• Given problem: Copy out all lines with the word "HAUMIER" in them.

— begin —

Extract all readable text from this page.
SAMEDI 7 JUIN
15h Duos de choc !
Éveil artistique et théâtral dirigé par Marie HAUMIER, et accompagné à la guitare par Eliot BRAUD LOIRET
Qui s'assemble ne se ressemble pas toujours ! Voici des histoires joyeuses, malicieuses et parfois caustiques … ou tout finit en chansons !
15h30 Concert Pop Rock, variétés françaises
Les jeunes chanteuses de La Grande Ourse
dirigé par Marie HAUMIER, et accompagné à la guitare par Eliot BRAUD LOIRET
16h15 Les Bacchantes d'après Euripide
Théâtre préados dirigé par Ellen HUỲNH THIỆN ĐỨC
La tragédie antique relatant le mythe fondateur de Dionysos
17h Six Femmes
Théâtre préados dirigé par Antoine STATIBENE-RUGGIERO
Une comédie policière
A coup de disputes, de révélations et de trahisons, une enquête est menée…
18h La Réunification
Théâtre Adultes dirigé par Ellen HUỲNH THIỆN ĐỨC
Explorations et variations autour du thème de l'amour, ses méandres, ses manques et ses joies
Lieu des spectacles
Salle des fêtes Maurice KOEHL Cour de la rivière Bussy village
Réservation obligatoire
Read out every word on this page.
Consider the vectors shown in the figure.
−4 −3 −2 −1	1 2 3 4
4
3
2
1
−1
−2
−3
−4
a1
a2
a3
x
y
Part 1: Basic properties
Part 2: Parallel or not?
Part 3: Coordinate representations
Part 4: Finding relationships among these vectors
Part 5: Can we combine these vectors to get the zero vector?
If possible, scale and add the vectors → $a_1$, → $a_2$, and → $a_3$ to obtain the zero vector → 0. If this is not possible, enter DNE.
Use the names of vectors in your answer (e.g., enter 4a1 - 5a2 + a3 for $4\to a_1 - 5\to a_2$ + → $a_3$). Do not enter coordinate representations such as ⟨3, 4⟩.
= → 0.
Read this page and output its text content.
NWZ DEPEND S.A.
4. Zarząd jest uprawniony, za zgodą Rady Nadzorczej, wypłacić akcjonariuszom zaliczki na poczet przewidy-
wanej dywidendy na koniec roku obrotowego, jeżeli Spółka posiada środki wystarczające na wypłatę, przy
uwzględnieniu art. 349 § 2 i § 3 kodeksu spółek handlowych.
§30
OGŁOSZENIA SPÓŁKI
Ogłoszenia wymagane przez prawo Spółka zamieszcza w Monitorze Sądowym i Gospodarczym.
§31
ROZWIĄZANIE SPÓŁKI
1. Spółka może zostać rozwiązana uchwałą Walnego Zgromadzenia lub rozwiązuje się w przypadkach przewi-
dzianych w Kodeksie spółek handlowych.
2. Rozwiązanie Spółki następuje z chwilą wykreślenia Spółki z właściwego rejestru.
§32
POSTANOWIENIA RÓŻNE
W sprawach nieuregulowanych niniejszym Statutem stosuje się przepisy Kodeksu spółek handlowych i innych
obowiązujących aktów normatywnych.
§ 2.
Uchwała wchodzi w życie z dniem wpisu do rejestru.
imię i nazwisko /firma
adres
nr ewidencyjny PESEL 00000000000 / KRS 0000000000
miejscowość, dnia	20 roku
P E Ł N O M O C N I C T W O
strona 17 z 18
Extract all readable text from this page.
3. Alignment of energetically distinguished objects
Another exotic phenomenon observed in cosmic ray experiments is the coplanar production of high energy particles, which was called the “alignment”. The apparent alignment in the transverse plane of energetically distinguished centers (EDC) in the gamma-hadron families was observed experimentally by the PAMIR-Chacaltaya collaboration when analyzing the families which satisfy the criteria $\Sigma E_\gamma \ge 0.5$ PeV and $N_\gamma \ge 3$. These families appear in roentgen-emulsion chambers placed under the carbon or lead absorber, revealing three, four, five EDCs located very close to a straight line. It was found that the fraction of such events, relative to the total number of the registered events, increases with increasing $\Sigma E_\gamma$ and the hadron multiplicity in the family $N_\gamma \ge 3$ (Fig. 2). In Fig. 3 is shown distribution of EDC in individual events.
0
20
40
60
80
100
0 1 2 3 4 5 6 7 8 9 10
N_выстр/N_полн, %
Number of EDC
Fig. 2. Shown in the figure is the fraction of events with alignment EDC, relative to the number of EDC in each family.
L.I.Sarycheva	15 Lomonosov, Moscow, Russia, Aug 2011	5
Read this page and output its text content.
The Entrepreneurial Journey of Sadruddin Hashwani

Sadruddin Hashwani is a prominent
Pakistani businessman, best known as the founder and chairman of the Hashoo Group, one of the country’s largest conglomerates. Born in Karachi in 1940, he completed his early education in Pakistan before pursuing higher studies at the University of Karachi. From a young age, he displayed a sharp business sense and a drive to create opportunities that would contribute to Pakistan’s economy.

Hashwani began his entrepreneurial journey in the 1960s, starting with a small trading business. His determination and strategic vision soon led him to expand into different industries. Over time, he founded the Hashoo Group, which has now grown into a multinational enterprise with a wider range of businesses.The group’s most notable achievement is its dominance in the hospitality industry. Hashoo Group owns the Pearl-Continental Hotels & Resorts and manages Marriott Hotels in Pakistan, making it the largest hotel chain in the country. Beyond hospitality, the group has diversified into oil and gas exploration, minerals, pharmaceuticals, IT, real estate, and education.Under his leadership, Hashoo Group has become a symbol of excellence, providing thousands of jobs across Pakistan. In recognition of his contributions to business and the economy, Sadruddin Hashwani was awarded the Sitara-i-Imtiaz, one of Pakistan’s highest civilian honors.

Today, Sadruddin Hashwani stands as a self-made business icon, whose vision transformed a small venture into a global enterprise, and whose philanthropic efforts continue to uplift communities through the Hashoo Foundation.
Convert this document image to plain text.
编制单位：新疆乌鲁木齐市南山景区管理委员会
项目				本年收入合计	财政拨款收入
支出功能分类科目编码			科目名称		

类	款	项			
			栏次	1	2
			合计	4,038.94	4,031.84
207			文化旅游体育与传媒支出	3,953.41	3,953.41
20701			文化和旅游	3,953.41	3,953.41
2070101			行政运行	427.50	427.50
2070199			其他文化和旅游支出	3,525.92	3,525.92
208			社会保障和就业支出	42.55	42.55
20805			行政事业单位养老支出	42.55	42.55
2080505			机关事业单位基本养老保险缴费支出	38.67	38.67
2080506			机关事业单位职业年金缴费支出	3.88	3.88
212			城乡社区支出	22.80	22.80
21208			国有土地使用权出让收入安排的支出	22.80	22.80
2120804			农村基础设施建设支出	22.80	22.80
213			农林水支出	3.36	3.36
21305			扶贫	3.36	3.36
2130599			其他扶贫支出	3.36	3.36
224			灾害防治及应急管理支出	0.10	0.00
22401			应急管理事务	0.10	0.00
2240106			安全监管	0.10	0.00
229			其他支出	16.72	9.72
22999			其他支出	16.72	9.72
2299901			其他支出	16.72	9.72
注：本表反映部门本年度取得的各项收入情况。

— end —

• Exercise response:
Éveil artistique et théâtral dirigé par Marie HAUMIER, et accompagné à la guitare par Eliot BRAUD LOIRET
dirigé par Marie HAUMIER, et accompagné à la guitare par Eliot BRAUD LOIRET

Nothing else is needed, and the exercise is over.